▸ **Brief**: Find and copy every line in the records that includes the string "handle".

Extracted records:
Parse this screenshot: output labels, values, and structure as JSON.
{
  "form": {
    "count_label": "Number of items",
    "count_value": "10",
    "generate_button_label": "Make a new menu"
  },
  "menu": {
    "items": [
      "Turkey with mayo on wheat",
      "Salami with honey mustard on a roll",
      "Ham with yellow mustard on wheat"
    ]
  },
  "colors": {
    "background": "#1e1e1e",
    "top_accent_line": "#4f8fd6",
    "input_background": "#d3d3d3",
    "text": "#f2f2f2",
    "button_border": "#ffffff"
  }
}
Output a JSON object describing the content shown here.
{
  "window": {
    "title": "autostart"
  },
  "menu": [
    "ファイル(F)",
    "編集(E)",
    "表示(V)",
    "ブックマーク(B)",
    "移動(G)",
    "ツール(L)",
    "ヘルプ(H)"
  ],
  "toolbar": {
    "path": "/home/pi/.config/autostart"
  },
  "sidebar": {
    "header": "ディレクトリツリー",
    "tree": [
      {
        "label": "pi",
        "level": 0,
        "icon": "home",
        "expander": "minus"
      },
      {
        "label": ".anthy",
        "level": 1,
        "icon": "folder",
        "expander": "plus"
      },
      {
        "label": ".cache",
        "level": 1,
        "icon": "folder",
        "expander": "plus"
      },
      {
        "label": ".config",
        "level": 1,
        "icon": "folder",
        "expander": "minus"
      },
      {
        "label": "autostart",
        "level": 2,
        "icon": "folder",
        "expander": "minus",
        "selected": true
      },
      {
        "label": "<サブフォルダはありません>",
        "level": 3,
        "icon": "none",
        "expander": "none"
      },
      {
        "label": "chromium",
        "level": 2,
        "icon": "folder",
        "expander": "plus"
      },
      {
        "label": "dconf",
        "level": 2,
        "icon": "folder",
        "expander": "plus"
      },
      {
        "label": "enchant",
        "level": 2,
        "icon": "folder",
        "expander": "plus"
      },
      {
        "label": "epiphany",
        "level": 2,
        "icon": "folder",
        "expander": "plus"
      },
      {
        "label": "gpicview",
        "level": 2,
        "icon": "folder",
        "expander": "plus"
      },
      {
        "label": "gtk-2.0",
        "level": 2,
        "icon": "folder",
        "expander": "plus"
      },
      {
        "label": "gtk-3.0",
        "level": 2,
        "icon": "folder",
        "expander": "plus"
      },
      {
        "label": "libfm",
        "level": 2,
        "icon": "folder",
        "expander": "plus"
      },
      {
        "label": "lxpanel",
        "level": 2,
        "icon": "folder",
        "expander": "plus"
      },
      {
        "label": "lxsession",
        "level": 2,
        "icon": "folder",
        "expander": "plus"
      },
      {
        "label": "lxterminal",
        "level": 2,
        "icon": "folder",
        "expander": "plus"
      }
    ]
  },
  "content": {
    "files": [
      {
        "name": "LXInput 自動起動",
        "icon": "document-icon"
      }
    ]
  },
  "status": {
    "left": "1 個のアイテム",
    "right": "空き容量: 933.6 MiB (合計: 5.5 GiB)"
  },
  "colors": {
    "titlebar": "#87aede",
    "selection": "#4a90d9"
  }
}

==

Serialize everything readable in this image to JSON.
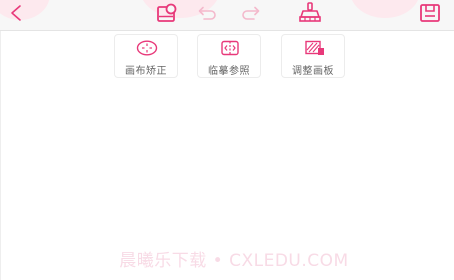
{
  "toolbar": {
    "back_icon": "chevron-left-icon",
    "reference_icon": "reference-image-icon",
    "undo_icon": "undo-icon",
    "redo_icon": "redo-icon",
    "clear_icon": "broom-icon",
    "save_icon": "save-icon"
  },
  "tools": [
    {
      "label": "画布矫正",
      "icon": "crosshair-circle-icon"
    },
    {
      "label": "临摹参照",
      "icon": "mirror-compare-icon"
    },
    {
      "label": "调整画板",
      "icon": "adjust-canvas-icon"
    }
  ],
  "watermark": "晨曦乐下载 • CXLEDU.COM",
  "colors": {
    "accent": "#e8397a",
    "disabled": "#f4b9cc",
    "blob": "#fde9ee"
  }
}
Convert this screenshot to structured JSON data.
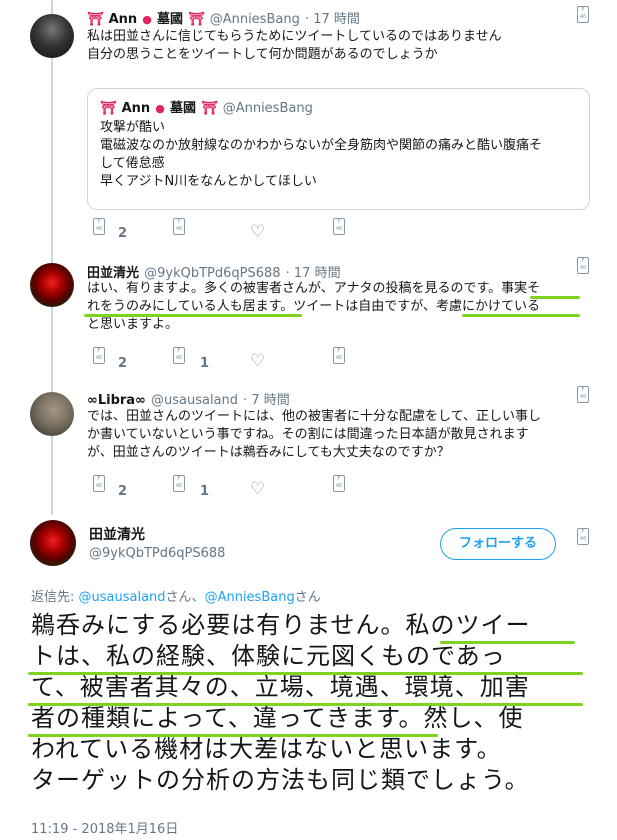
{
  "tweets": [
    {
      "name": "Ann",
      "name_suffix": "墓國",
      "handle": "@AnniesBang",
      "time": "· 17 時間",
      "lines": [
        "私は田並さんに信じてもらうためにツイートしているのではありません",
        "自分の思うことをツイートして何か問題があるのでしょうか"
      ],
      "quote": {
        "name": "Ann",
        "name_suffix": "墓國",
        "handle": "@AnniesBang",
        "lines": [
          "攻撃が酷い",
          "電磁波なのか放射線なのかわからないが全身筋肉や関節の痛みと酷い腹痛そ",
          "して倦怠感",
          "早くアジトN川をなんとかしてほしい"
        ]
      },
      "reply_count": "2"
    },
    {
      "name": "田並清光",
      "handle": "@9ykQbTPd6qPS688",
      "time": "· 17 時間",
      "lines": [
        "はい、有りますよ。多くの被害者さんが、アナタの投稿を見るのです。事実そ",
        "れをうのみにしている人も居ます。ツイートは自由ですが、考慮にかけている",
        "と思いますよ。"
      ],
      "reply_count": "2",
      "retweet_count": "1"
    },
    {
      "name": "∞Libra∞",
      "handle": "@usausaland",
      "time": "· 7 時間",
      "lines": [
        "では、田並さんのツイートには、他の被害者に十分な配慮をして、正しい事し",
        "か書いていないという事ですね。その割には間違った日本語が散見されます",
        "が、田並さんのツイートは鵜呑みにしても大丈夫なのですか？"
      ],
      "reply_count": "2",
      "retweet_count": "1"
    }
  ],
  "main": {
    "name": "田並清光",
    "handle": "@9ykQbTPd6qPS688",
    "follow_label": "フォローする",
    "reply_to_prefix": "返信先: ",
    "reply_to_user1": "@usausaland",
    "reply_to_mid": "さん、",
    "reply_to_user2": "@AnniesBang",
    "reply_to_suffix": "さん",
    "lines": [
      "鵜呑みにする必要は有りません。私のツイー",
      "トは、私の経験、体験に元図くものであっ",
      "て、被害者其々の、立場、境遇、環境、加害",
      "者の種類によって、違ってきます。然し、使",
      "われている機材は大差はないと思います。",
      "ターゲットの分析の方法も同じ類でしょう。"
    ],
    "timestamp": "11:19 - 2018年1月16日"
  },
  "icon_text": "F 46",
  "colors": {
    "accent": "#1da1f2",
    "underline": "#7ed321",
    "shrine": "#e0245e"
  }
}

...

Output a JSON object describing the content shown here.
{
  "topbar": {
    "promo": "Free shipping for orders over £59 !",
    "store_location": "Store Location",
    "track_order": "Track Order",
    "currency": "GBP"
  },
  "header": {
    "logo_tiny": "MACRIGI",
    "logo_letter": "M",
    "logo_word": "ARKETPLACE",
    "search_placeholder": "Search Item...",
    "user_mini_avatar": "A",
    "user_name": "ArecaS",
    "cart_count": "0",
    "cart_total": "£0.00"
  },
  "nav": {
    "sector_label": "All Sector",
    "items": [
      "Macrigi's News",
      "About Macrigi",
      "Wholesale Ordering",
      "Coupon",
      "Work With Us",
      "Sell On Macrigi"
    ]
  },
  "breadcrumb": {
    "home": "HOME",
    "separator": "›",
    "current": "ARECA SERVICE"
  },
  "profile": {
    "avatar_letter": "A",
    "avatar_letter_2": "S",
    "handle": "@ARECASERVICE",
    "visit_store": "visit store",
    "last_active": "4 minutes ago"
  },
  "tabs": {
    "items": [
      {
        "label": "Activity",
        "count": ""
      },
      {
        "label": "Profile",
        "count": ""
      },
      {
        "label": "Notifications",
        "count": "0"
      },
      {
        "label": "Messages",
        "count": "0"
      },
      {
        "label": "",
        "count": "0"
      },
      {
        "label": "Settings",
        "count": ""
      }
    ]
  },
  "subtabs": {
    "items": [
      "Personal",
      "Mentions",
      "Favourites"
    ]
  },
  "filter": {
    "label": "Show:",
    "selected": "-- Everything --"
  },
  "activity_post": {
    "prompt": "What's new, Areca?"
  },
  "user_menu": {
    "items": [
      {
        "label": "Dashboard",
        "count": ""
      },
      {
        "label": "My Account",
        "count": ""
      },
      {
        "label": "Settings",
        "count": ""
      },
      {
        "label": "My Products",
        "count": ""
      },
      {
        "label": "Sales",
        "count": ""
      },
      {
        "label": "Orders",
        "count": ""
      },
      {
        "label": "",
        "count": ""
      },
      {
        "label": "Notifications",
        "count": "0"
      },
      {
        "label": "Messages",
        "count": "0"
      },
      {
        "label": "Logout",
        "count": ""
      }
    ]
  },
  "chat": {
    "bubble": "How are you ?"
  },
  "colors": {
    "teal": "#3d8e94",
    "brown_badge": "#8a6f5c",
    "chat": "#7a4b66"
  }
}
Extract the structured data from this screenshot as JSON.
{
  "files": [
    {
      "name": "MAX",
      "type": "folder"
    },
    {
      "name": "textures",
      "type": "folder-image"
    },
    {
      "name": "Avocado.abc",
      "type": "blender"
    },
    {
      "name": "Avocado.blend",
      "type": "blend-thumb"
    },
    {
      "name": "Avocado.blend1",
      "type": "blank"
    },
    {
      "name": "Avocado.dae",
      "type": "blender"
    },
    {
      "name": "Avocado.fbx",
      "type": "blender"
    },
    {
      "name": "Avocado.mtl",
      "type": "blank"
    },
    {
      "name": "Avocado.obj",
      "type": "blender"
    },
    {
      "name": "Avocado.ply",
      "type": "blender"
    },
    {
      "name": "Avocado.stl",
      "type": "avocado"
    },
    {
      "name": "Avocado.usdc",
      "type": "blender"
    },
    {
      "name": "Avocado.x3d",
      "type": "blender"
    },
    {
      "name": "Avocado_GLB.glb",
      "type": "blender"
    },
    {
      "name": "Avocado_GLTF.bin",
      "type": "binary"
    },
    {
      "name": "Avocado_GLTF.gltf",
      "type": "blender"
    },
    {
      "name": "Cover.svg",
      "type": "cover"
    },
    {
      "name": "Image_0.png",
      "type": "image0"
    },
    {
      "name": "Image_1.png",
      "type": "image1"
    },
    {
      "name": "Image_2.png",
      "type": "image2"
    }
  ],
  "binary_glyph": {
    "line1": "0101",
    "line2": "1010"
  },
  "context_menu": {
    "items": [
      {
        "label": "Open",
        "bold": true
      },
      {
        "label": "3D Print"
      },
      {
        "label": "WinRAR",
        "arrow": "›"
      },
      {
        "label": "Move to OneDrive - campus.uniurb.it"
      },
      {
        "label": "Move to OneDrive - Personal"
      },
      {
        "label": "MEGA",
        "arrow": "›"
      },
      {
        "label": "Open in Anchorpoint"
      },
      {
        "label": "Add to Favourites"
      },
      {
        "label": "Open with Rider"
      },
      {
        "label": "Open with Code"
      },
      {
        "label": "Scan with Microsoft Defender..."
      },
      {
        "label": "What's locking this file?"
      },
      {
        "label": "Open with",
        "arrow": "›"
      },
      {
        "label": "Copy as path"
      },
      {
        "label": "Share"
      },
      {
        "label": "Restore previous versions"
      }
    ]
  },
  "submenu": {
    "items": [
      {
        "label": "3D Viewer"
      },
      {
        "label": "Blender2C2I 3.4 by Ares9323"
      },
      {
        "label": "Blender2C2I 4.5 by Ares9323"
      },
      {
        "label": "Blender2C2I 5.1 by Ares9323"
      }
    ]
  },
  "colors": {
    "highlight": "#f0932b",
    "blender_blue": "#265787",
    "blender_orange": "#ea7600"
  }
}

▸ **Correct answer**:
      "handle": "@AnniesBang",
        "handle": "@AnniesBang",
      "handle": "@9ykQbTPd6qPS688",
      "handle": "@usausaland",
    "handle": "@9ykQbTPd6qPS688",
    "handle": "@ARECASERVICE",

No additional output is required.